What to work on — Answer with one number: how many lines hold the string "Average".

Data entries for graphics

···

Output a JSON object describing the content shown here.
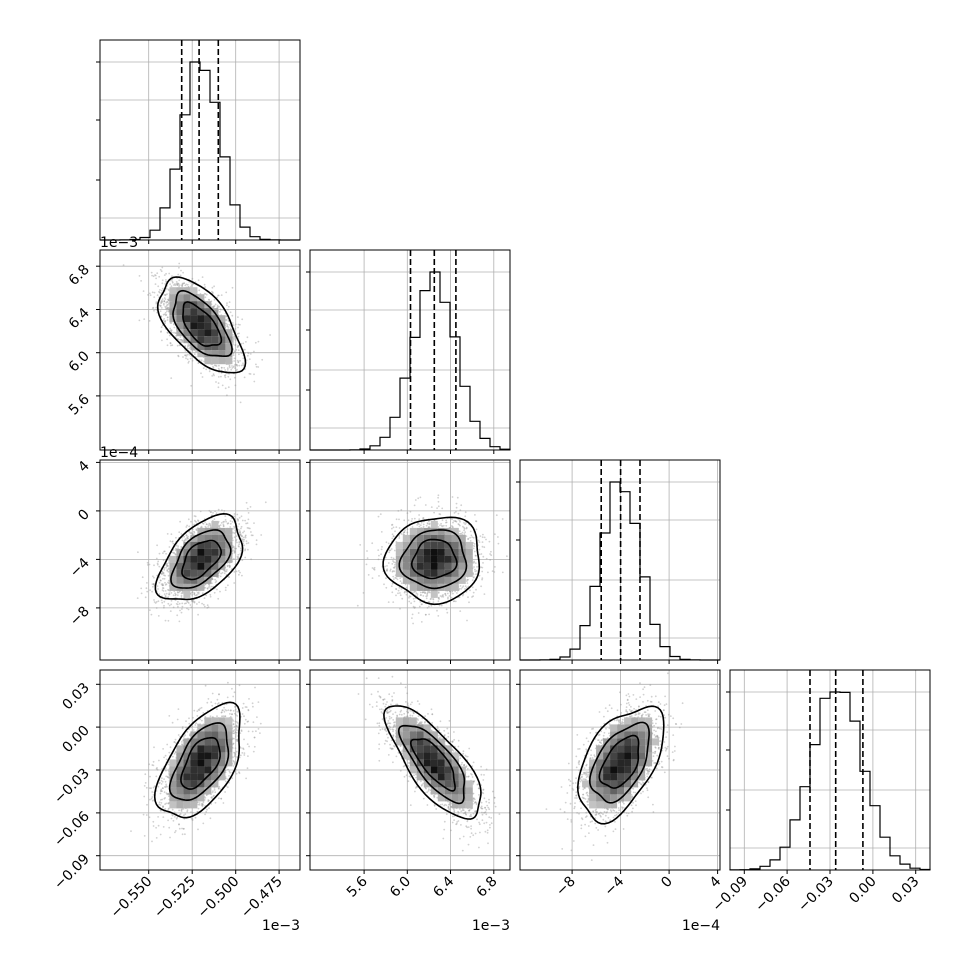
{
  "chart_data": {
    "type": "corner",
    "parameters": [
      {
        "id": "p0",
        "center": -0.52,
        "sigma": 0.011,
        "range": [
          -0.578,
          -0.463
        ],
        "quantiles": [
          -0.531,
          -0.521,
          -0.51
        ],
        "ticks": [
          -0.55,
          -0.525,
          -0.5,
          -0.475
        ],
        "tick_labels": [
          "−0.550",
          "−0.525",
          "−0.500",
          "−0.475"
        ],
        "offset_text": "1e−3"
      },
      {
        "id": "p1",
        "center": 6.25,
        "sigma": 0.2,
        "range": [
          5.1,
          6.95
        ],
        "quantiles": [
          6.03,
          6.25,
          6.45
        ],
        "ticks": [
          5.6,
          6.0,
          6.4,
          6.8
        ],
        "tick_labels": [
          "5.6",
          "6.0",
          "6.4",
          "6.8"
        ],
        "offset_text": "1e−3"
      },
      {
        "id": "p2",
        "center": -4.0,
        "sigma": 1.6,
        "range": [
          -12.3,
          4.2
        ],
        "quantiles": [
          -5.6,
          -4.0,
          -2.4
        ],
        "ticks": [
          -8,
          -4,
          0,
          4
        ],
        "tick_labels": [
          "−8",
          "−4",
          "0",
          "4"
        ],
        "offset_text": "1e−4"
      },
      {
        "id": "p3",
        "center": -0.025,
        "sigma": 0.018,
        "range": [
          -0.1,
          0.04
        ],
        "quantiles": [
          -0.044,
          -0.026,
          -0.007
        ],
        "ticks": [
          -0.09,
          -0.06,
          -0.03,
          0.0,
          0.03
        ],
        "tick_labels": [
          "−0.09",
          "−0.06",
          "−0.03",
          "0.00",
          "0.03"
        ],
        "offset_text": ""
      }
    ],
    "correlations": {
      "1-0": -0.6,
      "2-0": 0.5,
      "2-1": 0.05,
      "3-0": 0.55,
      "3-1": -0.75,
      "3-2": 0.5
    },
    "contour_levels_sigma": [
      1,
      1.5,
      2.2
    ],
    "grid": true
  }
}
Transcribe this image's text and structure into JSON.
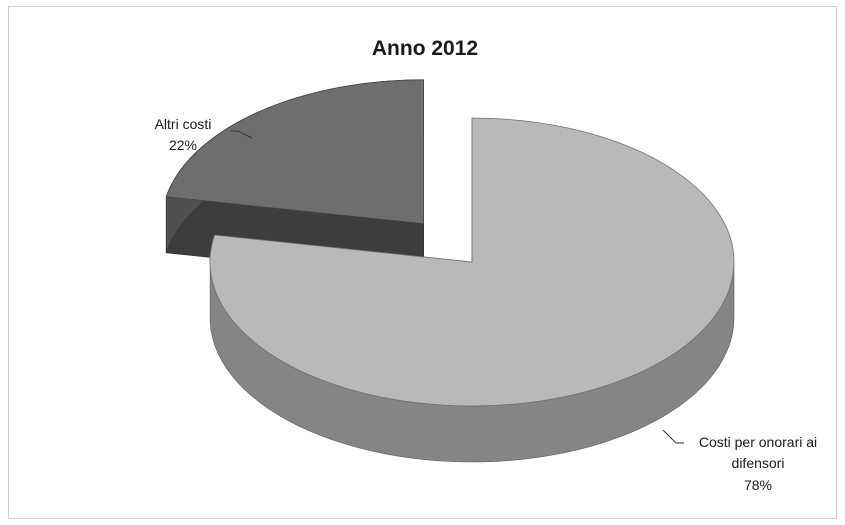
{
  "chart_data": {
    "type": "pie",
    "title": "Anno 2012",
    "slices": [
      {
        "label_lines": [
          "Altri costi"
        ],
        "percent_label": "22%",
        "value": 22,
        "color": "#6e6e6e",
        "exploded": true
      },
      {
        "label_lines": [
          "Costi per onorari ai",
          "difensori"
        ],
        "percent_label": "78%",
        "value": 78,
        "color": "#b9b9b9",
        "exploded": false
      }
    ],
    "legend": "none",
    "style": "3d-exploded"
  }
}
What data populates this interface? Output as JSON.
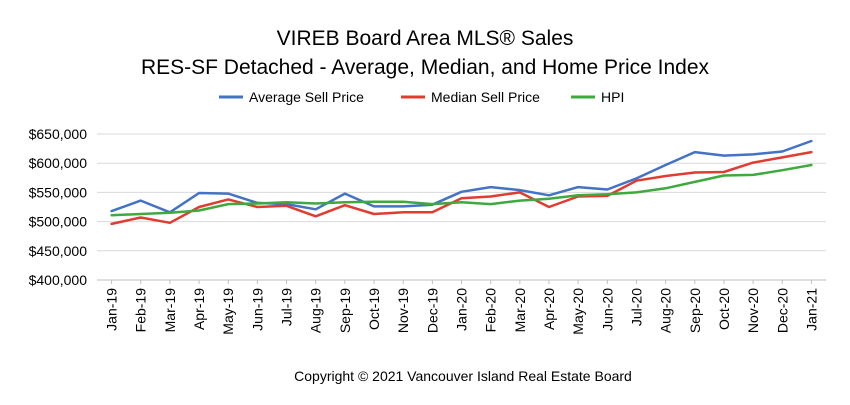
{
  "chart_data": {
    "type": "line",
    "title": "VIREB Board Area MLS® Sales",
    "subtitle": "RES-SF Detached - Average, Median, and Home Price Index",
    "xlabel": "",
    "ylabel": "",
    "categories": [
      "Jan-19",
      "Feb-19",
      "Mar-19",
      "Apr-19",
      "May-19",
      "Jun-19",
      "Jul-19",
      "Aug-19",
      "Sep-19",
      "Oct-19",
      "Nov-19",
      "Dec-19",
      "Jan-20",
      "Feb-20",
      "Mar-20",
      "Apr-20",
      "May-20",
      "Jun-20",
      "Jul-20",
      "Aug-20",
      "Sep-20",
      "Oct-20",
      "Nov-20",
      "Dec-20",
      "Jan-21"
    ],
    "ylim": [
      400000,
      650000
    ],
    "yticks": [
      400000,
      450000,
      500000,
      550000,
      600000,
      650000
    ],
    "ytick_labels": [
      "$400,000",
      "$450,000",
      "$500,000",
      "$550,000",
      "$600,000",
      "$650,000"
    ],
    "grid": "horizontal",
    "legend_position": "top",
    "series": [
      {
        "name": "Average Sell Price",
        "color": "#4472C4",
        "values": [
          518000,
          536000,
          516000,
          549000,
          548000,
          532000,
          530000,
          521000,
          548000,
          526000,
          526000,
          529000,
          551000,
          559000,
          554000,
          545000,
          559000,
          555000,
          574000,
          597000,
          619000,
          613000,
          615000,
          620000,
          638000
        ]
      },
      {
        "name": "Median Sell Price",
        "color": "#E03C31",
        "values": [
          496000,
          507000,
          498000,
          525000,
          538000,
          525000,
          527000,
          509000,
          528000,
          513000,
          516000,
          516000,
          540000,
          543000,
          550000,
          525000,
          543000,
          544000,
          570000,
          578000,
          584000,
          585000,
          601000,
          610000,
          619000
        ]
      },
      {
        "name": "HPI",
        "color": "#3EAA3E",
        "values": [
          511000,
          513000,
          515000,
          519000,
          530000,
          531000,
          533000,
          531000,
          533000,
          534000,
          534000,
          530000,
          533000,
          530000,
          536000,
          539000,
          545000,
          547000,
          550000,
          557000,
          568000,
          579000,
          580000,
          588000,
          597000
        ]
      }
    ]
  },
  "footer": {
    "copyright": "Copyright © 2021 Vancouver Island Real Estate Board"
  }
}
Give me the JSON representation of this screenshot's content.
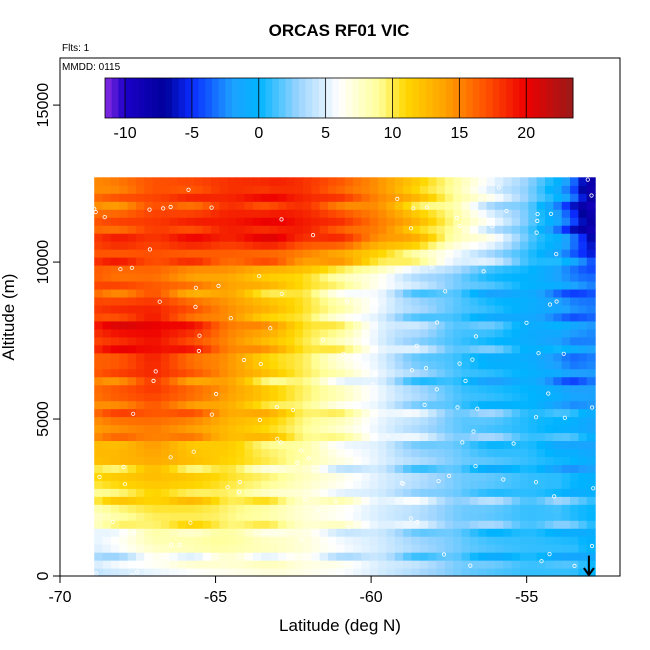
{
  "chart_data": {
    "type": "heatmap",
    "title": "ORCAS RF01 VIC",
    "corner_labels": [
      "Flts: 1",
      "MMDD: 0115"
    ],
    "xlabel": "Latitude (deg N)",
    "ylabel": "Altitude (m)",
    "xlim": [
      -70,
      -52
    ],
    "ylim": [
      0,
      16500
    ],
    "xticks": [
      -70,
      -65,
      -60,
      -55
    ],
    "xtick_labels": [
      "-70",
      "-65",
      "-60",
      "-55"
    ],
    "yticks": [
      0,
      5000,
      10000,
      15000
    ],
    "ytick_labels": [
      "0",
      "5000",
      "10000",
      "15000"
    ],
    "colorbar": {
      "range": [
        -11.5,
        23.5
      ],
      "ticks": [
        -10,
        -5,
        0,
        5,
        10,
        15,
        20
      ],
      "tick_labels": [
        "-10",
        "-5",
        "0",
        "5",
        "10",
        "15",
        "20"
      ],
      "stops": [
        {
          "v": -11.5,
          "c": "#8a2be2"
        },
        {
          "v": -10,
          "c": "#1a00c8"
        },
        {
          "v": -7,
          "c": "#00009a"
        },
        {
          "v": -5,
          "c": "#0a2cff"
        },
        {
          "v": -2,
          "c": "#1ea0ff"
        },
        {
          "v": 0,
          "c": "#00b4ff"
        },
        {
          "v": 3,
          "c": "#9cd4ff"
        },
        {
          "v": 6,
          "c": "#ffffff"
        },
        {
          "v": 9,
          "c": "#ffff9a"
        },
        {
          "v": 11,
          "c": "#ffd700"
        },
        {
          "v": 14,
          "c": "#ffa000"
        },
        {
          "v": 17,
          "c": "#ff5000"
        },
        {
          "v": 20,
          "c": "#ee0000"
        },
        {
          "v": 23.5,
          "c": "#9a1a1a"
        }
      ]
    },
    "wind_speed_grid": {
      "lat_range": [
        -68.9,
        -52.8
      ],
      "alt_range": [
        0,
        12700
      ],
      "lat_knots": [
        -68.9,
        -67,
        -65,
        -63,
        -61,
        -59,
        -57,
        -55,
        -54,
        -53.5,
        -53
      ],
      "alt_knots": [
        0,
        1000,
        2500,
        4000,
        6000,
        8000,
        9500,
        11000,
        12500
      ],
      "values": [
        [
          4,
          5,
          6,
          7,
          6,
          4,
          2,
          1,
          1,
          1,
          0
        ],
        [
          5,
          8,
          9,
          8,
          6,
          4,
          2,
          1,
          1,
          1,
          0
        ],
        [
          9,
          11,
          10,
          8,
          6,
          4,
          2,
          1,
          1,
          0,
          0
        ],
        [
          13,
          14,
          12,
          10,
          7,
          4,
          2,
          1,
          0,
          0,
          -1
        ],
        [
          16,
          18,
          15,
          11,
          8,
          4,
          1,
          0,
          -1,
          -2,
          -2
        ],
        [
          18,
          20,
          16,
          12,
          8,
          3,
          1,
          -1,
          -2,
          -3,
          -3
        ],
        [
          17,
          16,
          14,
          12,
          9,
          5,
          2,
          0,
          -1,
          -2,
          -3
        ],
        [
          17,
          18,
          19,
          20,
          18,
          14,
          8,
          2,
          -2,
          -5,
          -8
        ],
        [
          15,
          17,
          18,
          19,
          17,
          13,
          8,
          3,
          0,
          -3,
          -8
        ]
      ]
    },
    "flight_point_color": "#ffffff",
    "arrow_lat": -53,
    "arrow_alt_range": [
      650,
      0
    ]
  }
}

···

Solution — 2